Exercise objective: Turn each of the records into a numbered list with one item per line, omitting any blank lines.

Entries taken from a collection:

====

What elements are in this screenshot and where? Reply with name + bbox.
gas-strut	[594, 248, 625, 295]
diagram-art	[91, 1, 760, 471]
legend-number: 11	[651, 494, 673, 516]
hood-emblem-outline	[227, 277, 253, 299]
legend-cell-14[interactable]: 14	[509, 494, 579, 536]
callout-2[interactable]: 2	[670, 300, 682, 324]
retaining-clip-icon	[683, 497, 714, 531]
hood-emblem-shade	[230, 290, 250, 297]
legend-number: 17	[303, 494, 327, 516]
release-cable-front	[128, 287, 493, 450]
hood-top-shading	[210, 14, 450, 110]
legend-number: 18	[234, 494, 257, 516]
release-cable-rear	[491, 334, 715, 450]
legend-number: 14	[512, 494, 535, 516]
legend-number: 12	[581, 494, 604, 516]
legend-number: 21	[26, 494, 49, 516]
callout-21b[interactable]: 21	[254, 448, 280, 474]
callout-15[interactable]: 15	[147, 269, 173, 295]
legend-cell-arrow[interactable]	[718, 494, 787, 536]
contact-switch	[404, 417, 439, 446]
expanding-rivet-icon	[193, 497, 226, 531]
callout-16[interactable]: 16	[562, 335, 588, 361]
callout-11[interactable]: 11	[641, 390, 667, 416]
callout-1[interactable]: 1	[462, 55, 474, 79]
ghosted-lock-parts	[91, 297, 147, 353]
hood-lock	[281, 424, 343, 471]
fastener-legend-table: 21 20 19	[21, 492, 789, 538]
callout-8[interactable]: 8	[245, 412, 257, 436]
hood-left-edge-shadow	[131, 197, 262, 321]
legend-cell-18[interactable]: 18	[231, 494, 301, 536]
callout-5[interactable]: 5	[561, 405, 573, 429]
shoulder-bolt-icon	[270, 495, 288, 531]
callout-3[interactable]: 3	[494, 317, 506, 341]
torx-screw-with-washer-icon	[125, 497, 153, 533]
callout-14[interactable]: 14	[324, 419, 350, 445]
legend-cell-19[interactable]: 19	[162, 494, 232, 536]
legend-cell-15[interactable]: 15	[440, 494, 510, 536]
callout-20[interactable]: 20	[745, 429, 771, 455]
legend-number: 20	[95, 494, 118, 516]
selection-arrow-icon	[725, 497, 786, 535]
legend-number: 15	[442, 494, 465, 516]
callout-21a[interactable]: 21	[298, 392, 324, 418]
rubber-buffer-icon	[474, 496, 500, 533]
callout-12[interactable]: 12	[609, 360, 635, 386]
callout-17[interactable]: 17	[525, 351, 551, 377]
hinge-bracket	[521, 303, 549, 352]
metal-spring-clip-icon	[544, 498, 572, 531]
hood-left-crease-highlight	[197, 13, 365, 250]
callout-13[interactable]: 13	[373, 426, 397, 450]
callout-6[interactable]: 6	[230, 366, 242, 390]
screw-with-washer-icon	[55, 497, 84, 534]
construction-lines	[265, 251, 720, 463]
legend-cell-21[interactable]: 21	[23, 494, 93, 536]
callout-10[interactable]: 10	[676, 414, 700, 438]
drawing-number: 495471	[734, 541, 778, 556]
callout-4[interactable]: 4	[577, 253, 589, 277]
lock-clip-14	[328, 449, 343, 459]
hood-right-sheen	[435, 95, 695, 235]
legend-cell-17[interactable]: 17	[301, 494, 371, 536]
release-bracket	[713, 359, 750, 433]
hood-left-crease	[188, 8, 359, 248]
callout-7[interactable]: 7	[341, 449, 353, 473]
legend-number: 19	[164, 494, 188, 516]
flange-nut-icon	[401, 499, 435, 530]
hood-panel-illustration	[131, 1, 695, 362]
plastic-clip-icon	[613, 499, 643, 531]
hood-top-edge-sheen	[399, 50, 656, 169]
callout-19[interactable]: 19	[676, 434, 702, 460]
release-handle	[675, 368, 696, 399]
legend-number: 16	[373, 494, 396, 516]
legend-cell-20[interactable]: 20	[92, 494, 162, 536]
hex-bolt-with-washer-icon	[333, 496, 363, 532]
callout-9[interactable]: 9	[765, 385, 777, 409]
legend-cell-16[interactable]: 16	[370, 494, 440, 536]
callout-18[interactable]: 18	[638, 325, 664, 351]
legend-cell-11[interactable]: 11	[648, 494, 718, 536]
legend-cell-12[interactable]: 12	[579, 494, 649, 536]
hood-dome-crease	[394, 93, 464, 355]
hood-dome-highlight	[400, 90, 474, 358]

====

Written answer:
1. What elements are in this screenshot and where? Reply with name + bbox.
2. gas-strut	[594, 248, 625, 295]
3. diagram-art	[91, 1, 760, 471]
4. legend-number: 11	[651, 494, 673, 516]
5. hood-emblem-outline	[227, 277, 253, 299]
6. legend-cell-14[interactable]: 14	[509, 494, 579, 536]
7. callout-2[interactable]: 2	[670, 300, 682, 324]
8. retaining-clip-icon	[683, 497, 714, 531]
9. hood-emblem-shade	[230, 290, 250, 297]
10. legend-number: 17	[303, 494, 327, 516]
11. release-cable-front	[128, 287, 493, 450]
12. hood-top-shading	[210, 14, 450, 110]
13. legend-number: 18	[234, 494, 257, 516]
14. release-cable-rear	[491, 334, 715, 450]
15. legend-number: 14	[512, 494, 535, 516]
16. legend-number: 12	[581, 494, 604, 516]
17. legend-number: 21	[26, 494, 49, 516]
18. callout-21b[interactable]: 21	[254, 448, 280, 474]
19. callout-15[interactable]: 15	[147, 269, 173, 295]
20. legend-cell-arrow[interactable]	[718, 494, 787, 536]
21. contact-switch	[404, 417, 439, 446]
22. expanding-rivet-icon	[193, 497, 226, 531]
23. callout-16[interactable]: 16	[562, 335, 588, 361]
24. callout-11[interactable]: 11	[641, 390, 667, 416]
25. callout-1[interactable]: 1	[462, 55, 474, 79]
26. ghosted-lock-parts	[91, 297, 147, 353]
27. hood-lock	[281, 424, 343, 471]
28. fastener-legend-table: 21 20 19	[21, 492, 789, 538]
29. callout-8[interactable]: 8	[245, 412, 257, 436]
30. hood-left-edge-shadow	[131, 197, 262, 321]
31. legend-cell-18[interactable]: 18	[231, 494, 301, 536]
32. callout-5[interactable]: 5	[561, 405, 573, 429]
33. shoulder-bolt-icon	[270, 495, 288, 531]
34. callout-3[interactable]: 3	[494, 317, 506, 341]
35. torx-screw-with-washer-icon	[125, 497, 153, 533]
36. callout-14[interactable]: 14	[324, 419, 350, 445]
37. legend-cell-19[interactable]: 19	[162, 494, 232, 536]
38. legend-cell-15[interactable]: 15	[440, 494, 510, 536]
39. callout-20[interactable]: 20	[745, 429, 771, 455]
40. legend-number: 20	[95, 494, 118, 516]
41. selection-arrow-icon	[725, 497, 786, 535]
42. legend-number: 15	[442, 494, 465, 516]
43. callout-21a[interactable]: 21	[298, 392, 324, 418]
44. rubber-buffer-icon	[474, 496, 500, 533]
45. callout-12[interactable]: 12	[609, 360, 635, 386]
46. callout-17[interactable]: 17	[525, 351, 551, 377]
47. hinge-bracket	[521, 303, 549, 352]
48. metal-spring-clip-icon	[544, 498, 572, 531]
49. hood-left-crease-highlight	[197, 13, 365, 250]
50. callout-13[interactable]: 13	[373, 426, 397, 450]
51. callout-6[interactable]: 6	[230, 366, 242, 390]
52. screw-with-washer-icon	[55, 497, 84, 534]
53. construction-lines	[265, 251, 720, 463]
54. legend-cell-21[interactable]: 21	[23, 494, 93, 536]
55. callout-10[interactable]: 10	[676, 414, 700, 438]
56. drawing-number: 495471	[734, 541, 778, 556]
57. callout-4[interactable]: 4	[577, 253, 589, 277]
58. lock-clip-14	[328, 449, 343, 459]
59. hood-right-sheen	[435, 95, 695, 235]
60. legend-cell-17[interactable]: 17	[301, 494, 371, 536]
61. release-bracket	[713, 359, 750, 433]
62. hood-left-crease	[188, 8, 359, 248]
63. callout-7[interactable]: 7	[341, 449, 353, 473]
64. legend-number: 19	[164, 494, 188, 516]
65. flange-nut-icon	[401, 499, 435, 530]
66. hood-panel-illustration	[131, 1, 695, 362]
67. plastic-clip-icon	[613, 499, 643, 531]
68. hood-top-edge-sheen	[399, 50, 656, 169]
69. callout-19[interactable]: 19	[676, 434, 702, 460]
70. release-handle	[675, 368, 696, 399]
71. legend-number: 16	[373, 494, 396, 516]
72. legend-cell-20[interactable]: 20	[92, 494, 162, 536]
73. hex-bolt-with-washer-icon	[333, 496, 363, 532]
74. callout-9[interactable]: 9	[765, 385, 777, 409]
75. legend-cell-16[interactable]: 16	[370, 494, 440, 536]
76. callout-18[interactable]: 18	[638, 325, 664, 351]
77. legend-cell-11[interactable]: 11	[648, 494, 718, 536]
78. legend-cell-12[interactable]: 12	[579, 494, 649, 536]
79. hood-dome-crease	[394, 93, 464, 355]
80. hood-dome-highlight	[400, 90, 474, 358]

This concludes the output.